═════ Data for this task ═════

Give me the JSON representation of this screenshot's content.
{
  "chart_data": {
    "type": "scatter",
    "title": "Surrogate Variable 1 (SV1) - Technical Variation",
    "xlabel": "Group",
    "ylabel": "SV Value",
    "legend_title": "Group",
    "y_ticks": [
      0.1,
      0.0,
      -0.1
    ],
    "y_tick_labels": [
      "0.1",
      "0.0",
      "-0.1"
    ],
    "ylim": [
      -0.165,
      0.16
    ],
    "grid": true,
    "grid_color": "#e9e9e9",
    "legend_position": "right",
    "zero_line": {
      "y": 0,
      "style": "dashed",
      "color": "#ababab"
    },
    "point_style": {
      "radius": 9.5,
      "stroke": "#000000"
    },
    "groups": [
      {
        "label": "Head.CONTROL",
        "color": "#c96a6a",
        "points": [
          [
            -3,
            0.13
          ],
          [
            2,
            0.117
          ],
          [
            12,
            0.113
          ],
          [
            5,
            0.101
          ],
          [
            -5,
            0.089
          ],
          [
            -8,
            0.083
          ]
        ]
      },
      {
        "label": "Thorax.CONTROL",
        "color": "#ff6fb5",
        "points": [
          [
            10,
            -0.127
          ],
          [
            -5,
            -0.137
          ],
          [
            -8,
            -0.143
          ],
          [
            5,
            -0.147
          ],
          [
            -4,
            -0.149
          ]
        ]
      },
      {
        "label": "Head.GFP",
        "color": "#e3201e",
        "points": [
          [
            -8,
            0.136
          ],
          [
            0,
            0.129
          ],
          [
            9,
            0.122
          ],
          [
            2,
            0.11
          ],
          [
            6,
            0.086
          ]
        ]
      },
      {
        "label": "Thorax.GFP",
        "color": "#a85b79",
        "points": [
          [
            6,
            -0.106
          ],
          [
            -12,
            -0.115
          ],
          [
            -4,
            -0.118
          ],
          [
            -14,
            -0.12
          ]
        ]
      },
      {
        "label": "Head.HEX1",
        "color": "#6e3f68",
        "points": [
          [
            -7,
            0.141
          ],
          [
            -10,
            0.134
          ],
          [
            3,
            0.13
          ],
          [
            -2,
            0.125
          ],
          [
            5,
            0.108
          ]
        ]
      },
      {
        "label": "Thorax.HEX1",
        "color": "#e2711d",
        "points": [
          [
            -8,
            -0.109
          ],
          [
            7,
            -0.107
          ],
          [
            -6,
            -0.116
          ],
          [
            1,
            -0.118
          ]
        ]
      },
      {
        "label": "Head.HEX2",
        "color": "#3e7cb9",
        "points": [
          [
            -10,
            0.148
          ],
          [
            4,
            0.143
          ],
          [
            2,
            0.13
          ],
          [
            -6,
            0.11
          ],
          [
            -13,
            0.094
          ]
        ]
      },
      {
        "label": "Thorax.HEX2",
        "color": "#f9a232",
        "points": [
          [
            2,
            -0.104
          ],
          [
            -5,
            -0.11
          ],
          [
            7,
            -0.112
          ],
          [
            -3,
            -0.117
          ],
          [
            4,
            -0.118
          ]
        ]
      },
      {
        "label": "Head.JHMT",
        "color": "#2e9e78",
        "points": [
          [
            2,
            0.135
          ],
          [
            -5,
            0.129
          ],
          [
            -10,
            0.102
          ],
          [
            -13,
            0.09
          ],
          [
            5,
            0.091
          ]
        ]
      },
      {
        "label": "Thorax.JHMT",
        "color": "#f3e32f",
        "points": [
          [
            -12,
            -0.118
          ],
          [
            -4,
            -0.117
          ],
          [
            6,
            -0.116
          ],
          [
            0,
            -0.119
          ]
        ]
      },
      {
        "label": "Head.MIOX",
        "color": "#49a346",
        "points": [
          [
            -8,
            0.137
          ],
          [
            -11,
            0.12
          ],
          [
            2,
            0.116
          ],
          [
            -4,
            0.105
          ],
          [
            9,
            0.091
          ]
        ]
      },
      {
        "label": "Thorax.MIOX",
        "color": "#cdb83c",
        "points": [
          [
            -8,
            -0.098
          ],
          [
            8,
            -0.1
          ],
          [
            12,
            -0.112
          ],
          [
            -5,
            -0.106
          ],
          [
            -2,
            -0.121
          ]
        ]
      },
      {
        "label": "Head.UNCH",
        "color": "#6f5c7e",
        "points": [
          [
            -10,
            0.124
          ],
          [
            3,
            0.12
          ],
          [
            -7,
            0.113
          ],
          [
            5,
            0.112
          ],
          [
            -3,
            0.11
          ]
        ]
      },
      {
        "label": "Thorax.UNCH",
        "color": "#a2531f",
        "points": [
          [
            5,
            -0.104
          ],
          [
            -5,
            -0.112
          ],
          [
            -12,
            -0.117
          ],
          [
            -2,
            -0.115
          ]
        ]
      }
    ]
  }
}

═════

◆ **What is required**
Nothing should be left out: repeat all of the data exactly.

◆ **The solution**
Give me the JSON representation of this screenshot's content.
{
  "chart_data": {
    "type": "scatter",
    "title": "Surrogate Variable 1 (SV1) - Technical Variation",
    "xlabel": "Group",
    "ylabel": "SV Value",
    "legend_title": "Group",
    "y_ticks": [
      0.1,
      0.0,
      -0.1
    ],
    "y_tick_labels": [
      "0.1",
      "0.0",
      "-0.1"
    ],
    "ylim": [
      -0.165,
      0.16
    ],
    "grid": true,
    "grid_color": "#e9e9e9",
    "legend_position": "right",
    "zero_line": {
      "y": 0,
      "style": "dashed",
      "color": "#ababab"
    },
    "point_style": {
      "radius": 9.5,
      "stroke": "#000000"
    },
    "groups": [
      {
        "label": "Head.CONTROL",
        "color": "#c96a6a",
        "points": [
          [
            -3,
            0.13
          ],
          [
            2,
            0.117
          ],
          [
            12,
            0.113
          ],
          [
            5,
            0.101
          ],
          [
            -5,
            0.089
          ],
          [
            -8,
            0.083
          ]
        ]
      },
      {
        "label": "Thorax.CONTROL",
        "color": "#ff6fb5",
        "points": [
          [
            10,
            -0.127
          ],
          [
            -5,
            -0.137
          ],
          [
            -8,
            -0.143
          ],
          [
            5,
            -0.147
          ],
          [
            -4,
            -0.149
          ]
        ]
      },
      {
        "label": "Head.GFP",
        "color": "#e3201e",
        "points": [
          [
            -8,
            0.136
          ],
          [
            0,
            0.129
          ],
          [
            9,
            0.122
          ],
          [
            2,
            0.11
          ],
          [
            6,
            0.086
          ]
        ]
      },
      {
        "label": "Thorax.GFP",
        "color": "#a85b79",
        "points": [
          [
            6,
            -0.106
          ],
          [
            -12,
            -0.115
          ],
          [
            -4,
            -0.118
          ],
          [
            -14,
            -0.12
          ]
        ]
      },
      {
        "label": "Head.HEX1",
        "color": "#6e3f68",
        "points": [
          [
            -7,
            0.141
          ],
          [
            -10,
            0.134
          ],
          [
            3,
            0.13
          ],
          [
            -2,
            0.125
          ],
          [
            5,
            0.108
          ]
        ]
      },
      {
        "label": "Thorax.HEX1",
        "color": "#e2711d",
        "points": [
          [
            -8,
            -0.109
          ],
          [
            7,
            -0.107
          ],
          [
            -6,
            -0.116
          ],
          [
            1,
            -0.118
          ]
        ]
      },
      {
        "label": "Head.HEX2",
        "color": "#3e7cb9",
        "points": [
          [
            -10,
            0.148
          ],
          [
            4,
            0.143
          ],
          [
            2,
            0.13
          ],
          [
            -6,
            0.11
          ],
          [
            -13,
            0.094
          ]
        ]
      },
      {
        "label": "Thorax.HEX2",
        "color": "#f9a232",
        "points": [
          [
            2,
            -0.104
          ],
          [
            -5,
            -0.11
          ],
          [
            7,
            -0.112
          ],
          [
            -3,
            -0.117
          ],
          [
            4,
            -0.118
          ]
        ]
      },
      {
        "label": "Head.JHMT",
        "color": "#2e9e78",
        "points": [
          [
            2,
            0.135
          ],
          [
            -5,
            0.129
          ],
          [
            -10,
            0.102
          ],
          [
            -13,
            0.09
          ],
          [
            5,
            0.091
          ]
        ]
      },
      {
        "label": "Thorax.JHMT",
        "color": "#f3e32f",
        "points": [
          [
            -12,
            -0.118
          ],
          [
            -4,
            -0.117
          ],
          [
            6,
            -0.116
          ],
          [
            0,
            -0.119
          ]
        ]
      },
      {
        "label": "Head.MIOX",
        "color": "#49a346",
        "points": [
          [
            -8,
            0.137
          ],
          [
            -11,
            0.12
          ],
          [
            2,
            0.116
          ],
          [
            -4,
            0.105
          ],
          [
            9,
            0.091
          ]
        ]
      },
      {
        "label": "Thorax.MIOX",
        "color": "#cdb83c",
        "points": [
          [
            -8,
            -0.098
          ],
          [
            8,
            -0.1
          ],
          [
            12,
            -0.112
          ],
          [
            -5,
            -0.106
          ],
          [
            -2,
            -0.121
          ]
        ]
      },
      {
        "label": "Head.UNCH",
        "color": "#6f5c7e",
        "points": [
          [
            -10,
            0.124
          ],
          [
            3,
            0.12
          ],
          [
            -7,
            0.113
          ],
          [
            5,
            0.112
          ],
          [
            -3,
            0.11
          ]
        ]
      },
      {
        "label": "Thorax.UNCH",
        "color": "#a2531f",
        "points": [
          [
            5,
            -0.104
          ],
          [
            -5,
            -0.112
          ],
          [
            -12,
            -0.117
          ],
          [
            -2,
            -0.115
          ]
        ]
      }
    ]
  }
}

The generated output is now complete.